__PROVIDED RECORDS__:
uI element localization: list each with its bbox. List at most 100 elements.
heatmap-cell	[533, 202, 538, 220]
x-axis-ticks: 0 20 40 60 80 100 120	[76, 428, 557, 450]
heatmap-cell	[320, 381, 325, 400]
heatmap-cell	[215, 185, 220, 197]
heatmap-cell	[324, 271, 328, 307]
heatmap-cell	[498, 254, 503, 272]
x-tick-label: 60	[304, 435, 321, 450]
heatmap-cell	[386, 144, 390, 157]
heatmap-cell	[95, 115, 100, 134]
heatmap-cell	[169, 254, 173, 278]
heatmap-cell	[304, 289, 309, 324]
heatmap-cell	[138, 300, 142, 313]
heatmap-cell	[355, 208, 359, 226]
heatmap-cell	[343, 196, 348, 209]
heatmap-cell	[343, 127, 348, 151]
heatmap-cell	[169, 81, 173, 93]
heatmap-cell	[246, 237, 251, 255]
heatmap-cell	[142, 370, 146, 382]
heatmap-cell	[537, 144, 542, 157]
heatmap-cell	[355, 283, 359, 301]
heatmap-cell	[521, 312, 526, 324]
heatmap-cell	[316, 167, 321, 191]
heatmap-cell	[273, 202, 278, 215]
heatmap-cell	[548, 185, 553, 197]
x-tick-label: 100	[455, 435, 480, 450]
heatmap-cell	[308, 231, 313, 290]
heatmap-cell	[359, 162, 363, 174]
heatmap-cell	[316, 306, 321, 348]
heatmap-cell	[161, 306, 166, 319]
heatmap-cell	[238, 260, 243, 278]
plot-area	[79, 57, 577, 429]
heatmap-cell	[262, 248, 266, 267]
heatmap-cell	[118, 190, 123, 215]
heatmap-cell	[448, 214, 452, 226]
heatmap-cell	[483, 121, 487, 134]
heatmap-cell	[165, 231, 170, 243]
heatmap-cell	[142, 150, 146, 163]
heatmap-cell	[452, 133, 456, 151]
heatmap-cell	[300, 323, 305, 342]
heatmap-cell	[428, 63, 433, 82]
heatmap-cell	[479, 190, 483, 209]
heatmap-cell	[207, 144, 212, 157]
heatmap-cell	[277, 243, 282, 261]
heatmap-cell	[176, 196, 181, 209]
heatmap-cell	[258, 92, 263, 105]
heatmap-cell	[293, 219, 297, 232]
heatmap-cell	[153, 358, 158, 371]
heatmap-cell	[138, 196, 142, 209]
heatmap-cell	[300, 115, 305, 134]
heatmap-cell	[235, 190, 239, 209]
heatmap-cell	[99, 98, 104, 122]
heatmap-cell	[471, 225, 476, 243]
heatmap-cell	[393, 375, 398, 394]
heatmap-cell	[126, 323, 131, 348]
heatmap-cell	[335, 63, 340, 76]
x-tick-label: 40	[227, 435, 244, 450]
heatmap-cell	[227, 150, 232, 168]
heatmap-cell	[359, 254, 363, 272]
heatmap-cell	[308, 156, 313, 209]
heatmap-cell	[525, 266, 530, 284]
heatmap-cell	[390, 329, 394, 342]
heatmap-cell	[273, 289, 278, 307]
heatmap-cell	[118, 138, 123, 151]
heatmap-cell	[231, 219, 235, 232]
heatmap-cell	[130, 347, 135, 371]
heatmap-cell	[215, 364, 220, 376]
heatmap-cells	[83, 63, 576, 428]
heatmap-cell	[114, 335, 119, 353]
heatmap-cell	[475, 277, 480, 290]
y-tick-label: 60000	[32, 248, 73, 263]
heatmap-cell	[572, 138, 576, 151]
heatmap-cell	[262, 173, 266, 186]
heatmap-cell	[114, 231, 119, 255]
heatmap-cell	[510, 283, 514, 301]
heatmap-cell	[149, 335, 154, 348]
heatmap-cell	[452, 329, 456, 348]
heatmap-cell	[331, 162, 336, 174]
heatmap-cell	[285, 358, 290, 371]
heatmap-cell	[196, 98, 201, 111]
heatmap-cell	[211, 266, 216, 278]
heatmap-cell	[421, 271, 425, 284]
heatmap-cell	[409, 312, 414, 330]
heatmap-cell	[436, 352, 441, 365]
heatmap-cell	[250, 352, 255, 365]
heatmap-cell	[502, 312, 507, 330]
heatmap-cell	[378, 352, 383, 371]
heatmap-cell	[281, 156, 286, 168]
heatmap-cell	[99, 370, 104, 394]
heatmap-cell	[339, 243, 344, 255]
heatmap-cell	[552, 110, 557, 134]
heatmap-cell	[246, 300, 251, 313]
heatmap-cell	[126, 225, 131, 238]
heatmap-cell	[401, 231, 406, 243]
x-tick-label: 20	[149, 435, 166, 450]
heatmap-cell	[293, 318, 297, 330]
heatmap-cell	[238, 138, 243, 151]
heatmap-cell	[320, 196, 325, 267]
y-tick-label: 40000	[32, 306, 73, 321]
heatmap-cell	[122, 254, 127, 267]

__PROBLEM REQUIREMENTS__:
Copy the records above line for line, changing nothing.

__PROBLEM SOLUTION__:
uI element localization: list each with its bbox. List at most 100 elements.
heatmap-cell	[533, 202, 538, 220]
x-axis-ticks: 0 20 40 60 80 100 120	[76, 428, 557, 450]
heatmap-cell	[320, 381, 325, 400]
heatmap-cell	[215, 185, 220, 197]
heatmap-cell	[324, 271, 328, 307]
heatmap-cell	[498, 254, 503, 272]
x-tick-label: 60	[304, 435, 321, 450]
heatmap-cell	[386, 144, 390, 157]
heatmap-cell	[95, 115, 100, 134]
heatmap-cell	[169, 254, 173, 278]
heatmap-cell	[304, 289, 309, 324]
heatmap-cell	[138, 300, 142, 313]
heatmap-cell	[355, 208, 359, 226]
heatmap-cell	[343, 196, 348, 209]
heatmap-cell	[343, 127, 348, 151]
heatmap-cell	[169, 81, 173, 93]
heatmap-cell	[246, 237, 251, 255]
heatmap-cell	[142, 370, 146, 382]
heatmap-cell	[537, 144, 542, 157]
heatmap-cell	[355, 283, 359, 301]
heatmap-cell	[521, 312, 526, 324]
heatmap-cell	[316, 167, 321, 191]
heatmap-cell	[273, 202, 278, 215]
heatmap-cell	[548, 185, 553, 197]
x-tick-label: 100	[455, 435, 480, 450]
heatmap-cell	[308, 231, 313, 290]
heatmap-cell	[359, 162, 363, 174]
heatmap-cell	[316, 306, 321, 348]
heatmap-cell	[161, 306, 166, 319]
heatmap-cell	[238, 260, 243, 278]
plot-area	[79, 57, 577, 429]
heatmap-cell	[262, 248, 266, 267]
heatmap-cell	[118, 190, 123, 215]
heatmap-cell	[448, 214, 452, 226]
heatmap-cell	[483, 121, 487, 134]
heatmap-cell	[165, 231, 170, 243]
heatmap-cell	[142, 150, 146, 163]
heatmap-cell	[452, 133, 456, 151]
heatmap-cell	[300, 323, 305, 342]
heatmap-cell	[428, 63, 433, 82]
heatmap-cell	[479, 190, 483, 209]
heatmap-cell	[207, 144, 212, 157]
heatmap-cell	[277, 243, 282, 261]
heatmap-cell	[176, 196, 181, 209]
heatmap-cell	[258, 92, 263, 105]
heatmap-cell	[293, 219, 297, 232]
heatmap-cell	[153, 358, 158, 371]
heatmap-cell	[138, 196, 142, 209]
heatmap-cell	[300, 115, 305, 134]
heatmap-cell	[235, 190, 239, 209]
heatmap-cell	[99, 98, 104, 122]
heatmap-cell	[471, 225, 476, 243]
heatmap-cell	[393, 375, 398, 394]
heatmap-cell	[126, 323, 131, 348]
heatmap-cell	[335, 63, 340, 76]
x-tick-label: 40	[227, 435, 244, 450]
heatmap-cell	[227, 150, 232, 168]
heatmap-cell	[359, 254, 363, 272]
heatmap-cell	[308, 156, 313, 209]
heatmap-cell	[525, 266, 530, 284]
heatmap-cell	[390, 329, 394, 342]
heatmap-cell	[273, 289, 278, 307]
heatmap-cell	[118, 138, 123, 151]
heatmap-cell	[231, 219, 235, 232]
heatmap-cell	[130, 347, 135, 371]
heatmap-cell	[215, 364, 220, 376]
heatmap-cells	[83, 63, 576, 428]
heatmap-cell	[114, 335, 119, 353]
heatmap-cell	[475, 277, 480, 290]
y-tick-label: 60000	[32, 248, 73, 263]
heatmap-cell	[572, 138, 576, 151]
heatmap-cell	[262, 173, 266, 186]
heatmap-cell	[114, 231, 119, 255]
heatmap-cell	[510, 283, 514, 301]
heatmap-cell	[149, 335, 154, 348]
heatmap-cell	[452, 329, 456, 348]
heatmap-cell	[331, 162, 336, 174]
heatmap-cell	[285, 358, 290, 371]
heatmap-cell	[196, 98, 201, 111]
heatmap-cell	[211, 266, 216, 278]
heatmap-cell	[421, 271, 425, 284]
heatmap-cell	[409, 312, 414, 330]
heatmap-cell	[436, 352, 441, 365]
heatmap-cell	[250, 352, 255, 365]
heatmap-cell	[502, 312, 507, 330]
heatmap-cell	[378, 352, 383, 371]
heatmap-cell	[281, 156, 286, 168]
heatmap-cell	[99, 370, 104, 394]
heatmap-cell	[339, 243, 344, 255]
heatmap-cell	[552, 110, 557, 134]
heatmap-cell	[246, 300, 251, 313]
heatmap-cell	[126, 225, 131, 238]
heatmap-cell	[401, 231, 406, 243]
x-tick-label: 20	[149, 435, 166, 450]
heatmap-cell	[293, 318, 297, 330]
heatmap-cell	[238, 138, 243, 151]
heatmap-cell	[320, 196, 325, 267]
y-tick-label: 40000	[32, 306, 73, 321]
heatmap-cell	[122, 254, 127, 267]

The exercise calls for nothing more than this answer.